-- Start of Records to process --
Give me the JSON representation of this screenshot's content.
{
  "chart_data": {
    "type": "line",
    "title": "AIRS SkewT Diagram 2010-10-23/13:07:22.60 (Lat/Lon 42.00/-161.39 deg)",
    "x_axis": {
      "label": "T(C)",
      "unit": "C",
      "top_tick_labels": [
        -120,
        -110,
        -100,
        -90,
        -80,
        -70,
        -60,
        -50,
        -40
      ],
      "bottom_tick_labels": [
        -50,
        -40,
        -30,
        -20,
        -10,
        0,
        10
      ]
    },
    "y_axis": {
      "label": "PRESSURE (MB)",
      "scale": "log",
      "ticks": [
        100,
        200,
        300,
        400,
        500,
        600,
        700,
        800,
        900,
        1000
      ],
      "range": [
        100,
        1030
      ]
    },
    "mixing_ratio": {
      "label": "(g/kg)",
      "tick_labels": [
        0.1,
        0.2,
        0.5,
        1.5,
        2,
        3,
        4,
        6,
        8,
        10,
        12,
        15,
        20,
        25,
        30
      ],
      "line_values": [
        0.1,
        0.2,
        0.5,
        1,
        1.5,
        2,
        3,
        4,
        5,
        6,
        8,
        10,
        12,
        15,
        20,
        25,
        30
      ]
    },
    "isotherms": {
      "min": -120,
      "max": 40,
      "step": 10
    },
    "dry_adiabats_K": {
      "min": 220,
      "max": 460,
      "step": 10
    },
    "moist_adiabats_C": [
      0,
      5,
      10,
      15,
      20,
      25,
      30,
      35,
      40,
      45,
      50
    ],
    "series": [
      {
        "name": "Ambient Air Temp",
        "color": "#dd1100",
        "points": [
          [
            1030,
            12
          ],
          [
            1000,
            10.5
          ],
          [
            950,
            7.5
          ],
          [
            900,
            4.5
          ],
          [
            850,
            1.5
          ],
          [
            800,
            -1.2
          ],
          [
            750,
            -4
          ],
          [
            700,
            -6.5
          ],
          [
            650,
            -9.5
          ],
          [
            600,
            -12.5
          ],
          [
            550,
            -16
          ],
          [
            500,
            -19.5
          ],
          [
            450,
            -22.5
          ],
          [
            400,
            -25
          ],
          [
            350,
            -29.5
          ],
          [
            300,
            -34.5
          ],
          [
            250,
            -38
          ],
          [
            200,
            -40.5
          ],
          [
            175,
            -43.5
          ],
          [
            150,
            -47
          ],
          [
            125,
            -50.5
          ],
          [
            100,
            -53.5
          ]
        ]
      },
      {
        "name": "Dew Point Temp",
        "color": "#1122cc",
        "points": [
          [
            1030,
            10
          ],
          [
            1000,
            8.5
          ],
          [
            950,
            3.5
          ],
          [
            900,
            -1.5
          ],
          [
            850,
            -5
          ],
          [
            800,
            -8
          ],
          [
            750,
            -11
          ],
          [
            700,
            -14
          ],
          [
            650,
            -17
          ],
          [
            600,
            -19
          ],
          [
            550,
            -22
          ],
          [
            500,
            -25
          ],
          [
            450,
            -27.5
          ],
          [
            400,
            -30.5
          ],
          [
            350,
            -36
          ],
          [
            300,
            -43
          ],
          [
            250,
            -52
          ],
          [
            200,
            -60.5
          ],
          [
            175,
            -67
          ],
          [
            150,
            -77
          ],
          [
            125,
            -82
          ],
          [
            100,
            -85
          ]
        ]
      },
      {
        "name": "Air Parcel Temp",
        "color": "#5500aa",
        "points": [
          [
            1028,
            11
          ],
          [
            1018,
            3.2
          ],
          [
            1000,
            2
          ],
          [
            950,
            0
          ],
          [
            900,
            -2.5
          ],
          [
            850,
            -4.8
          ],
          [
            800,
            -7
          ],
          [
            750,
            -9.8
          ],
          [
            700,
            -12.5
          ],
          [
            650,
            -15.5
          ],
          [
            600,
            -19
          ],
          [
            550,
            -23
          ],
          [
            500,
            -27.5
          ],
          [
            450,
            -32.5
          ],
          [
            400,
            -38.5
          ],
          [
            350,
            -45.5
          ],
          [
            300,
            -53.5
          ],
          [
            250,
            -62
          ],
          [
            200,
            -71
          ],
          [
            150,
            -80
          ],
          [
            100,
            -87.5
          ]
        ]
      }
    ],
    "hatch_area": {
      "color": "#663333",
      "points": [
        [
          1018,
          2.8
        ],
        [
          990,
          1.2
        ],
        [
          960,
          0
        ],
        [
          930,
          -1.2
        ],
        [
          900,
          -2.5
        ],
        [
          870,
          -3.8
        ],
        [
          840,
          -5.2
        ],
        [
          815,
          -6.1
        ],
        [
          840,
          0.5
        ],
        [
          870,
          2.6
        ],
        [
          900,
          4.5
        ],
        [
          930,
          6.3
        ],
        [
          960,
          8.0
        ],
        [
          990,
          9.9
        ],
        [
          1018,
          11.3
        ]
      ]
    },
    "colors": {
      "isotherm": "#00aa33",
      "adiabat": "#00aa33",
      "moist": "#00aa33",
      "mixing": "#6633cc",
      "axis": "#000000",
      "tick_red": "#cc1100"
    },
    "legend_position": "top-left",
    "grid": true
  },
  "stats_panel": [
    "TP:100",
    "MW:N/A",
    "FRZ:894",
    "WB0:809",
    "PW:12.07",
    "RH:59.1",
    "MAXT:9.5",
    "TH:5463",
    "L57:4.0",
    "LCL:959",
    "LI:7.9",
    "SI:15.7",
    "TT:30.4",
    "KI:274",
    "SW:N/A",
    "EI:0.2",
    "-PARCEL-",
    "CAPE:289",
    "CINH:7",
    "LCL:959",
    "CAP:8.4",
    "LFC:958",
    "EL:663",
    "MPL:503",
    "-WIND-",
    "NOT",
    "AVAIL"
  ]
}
-- End of Records to process --
Exercise aim — Copy down the material exactly as written.

Result of this exercise —
Give me the JSON representation of this screenshot's content.
{
  "chart_data": {
    "type": "line",
    "title": "AIRS SkewT Diagram 2010-10-23/13:07:22.60 (Lat/Lon 42.00/-161.39 deg)",
    "x_axis": {
      "label": "T(C)",
      "unit": "C",
      "top_tick_labels": [
        -120,
        -110,
        -100,
        -90,
        -80,
        -70,
        -60,
        -50,
        -40
      ],
      "bottom_tick_labels": [
        -50,
        -40,
        -30,
        -20,
        -10,
        0,
        10
      ]
    },
    "y_axis": {
      "label": "PRESSURE (MB)",
      "scale": "log",
      "ticks": [
        100,
        200,
        300,
        400,
        500,
        600,
        700,
        800,
        900,
        1000
      ],
      "range": [
        100,
        1030
      ]
    },
    "mixing_ratio": {
      "label": "(g/kg)",
      "tick_labels": [
        0.1,
        0.2,
        0.5,
        1.5,
        2,
        3,
        4,
        6,
        8,
        10,
        12,
        15,
        20,
        25,
        30
      ],
      "line_values": [
        0.1,
        0.2,
        0.5,
        1,
        1.5,
        2,
        3,
        4,
        5,
        6,
        8,
        10,
        12,
        15,
        20,
        25,
        30
      ]
    },
    "isotherms": {
      "min": -120,
      "max": 40,
      "step": 10
    },
    "dry_adiabats_K": {
      "min": 220,
      "max": 460,
      "step": 10
    },
    "moist_adiabats_C": [
      0,
      5,
      10,
      15,
      20,
      25,
      30,
      35,
      40,
      45,
      50
    ],
    "series": [
      {
        "name": "Ambient Air Temp",
        "color": "#dd1100",
        "points": [
          [
            1030,
            12
          ],
          [
            1000,
            10.5
          ],
          [
            950,
            7.5
          ],
          [
            900,
            4.5
          ],
          [
            850,
            1.5
          ],
          [
            800,
            -1.2
          ],
          [
            750,
            -4
          ],
          [
            700,
            -6.5
          ],
          [
            650,
            -9.5
          ],
          [
            600,
            -12.5
          ],
          [
            550,
            -16
          ],
          [
            500,
            -19.5
          ],
          [
            450,
            -22.5
          ],
          [
            400,
            -25
          ],
          [
            350,
            -29.5
          ],
          [
            300,
            -34.5
          ],
          [
            250,
            -38
          ],
          [
            200,
            -40.5
          ],
          [
            175,
            -43.5
          ],
          [
            150,
            -47
          ],
          [
            125,
            -50.5
          ],
          [
            100,
            -53.5
          ]
        ]
      },
      {
        "name": "Dew Point Temp",
        "color": "#1122cc",
        "points": [
          [
            1030,
            10
          ],
          [
            1000,
            8.5
          ],
          [
            950,
            3.5
          ],
          [
            900,
            -1.5
          ],
          [
            850,
            -5
          ],
          [
            800,
            -8
          ],
          [
            750,
            -11
          ],
          [
            700,
            -14
          ],
          [
            650,
            -17
          ],
          [
            600,
            -19
          ],
          [
            550,
            -22
          ],
          [
            500,
            -25
          ],
          [
            450,
            -27.5
          ],
          [
            400,
            -30.5
          ],
          [
            350,
            -36
          ],
          [
            300,
            -43
          ],
          [
            250,
            -52
          ],
          [
            200,
            -60.5
          ],
          [
            175,
            -67
          ],
          [
            150,
            -77
          ],
          [
            125,
            -82
          ],
          [
            100,
            -85
          ]
        ]
      },
      {
        "name": "Air Parcel Temp",
        "color": "#5500aa",
        "points": [
          [
            1028,
            11
          ],
          [
            1018,
            3.2
          ],
          [
            1000,
            2
          ],
          [
            950,
            0
          ],
          [
            900,
            -2.5
          ],
          [
            850,
            -4.8
          ],
          [
            800,
            -7
          ],
          [
            750,
            -9.8
          ],
          [
            700,
            -12.5
          ],
          [
            650,
            -15.5
          ],
          [
            600,
            -19
          ],
          [
            550,
            -23
          ],
          [
            500,
            -27.5
          ],
          [
            450,
            -32.5
          ],
          [
            400,
            -38.5
          ],
          [
            350,
            -45.5
          ],
          [
            300,
            -53.5
          ],
          [
            250,
            -62
          ],
          [
            200,
            -71
          ],
          [
            150,
            -80
          ],
          [
            100,
            -87.5
          ]
        ]
      }
    ],
    "hatch_area": {
      "color": "#663333",
      "points": [
        [
          1018,
          2.8
        ],
        [
          990,
          1.2
        ],
        [
          960,
          0
        ],
        [
          930,
          -1.2
        ],
        [
          900,
          -2.5
        ],
        [
          870,
          -3.8
        ],
        [
          840,
          -5.2
        ],
        [
          815,
          -6.1
        ],
        [
          840,
          0.5
        ],
        [
          870,
          2.6
        ],
        [
          900,
          4.5
        ],
        [
          930,
          6.3
        ],
        [
          960,
          8.0
        ],
        [
          990,
          9.9
        ],
        [
          1018,
          11.3
        ]
      ]
    },
    "colors": {
      "isotherm": "#00aa33",
      "adiabat": "#00aa33",
      "moist": "#00aa33",
      "mixing": "#6633cc",
      "axis": "#000000",
      "tick_red": "#cc1100"
    },
    "legend_position": "top-left",
    "grid": true
  },
  "stats_panel": [
    "TP:100",
    "MW:N/A",
    "FRZ:894",
    "WB0:809",
    "PW:12.07",
    "RH:59.1",
    "MAXT:9.5",
    "TH:5463",
    "L57:4.0",
    "LCL:959",
    "LI:7.9",
    "SI:15.7",
    "TT:30.4",
    "KI:274",
    "SW:N/A",
    "EI:0.2",
    "-PARCEL-",
    "CAPE:289",
    "CINH:7",
    "LCL:959",
    "CAP:8.4",
    "LFC:958",
    "EL:663",
    "MPL:503",
    "-WIND-",
    "NOT",
    "AVAIL"
  ]
}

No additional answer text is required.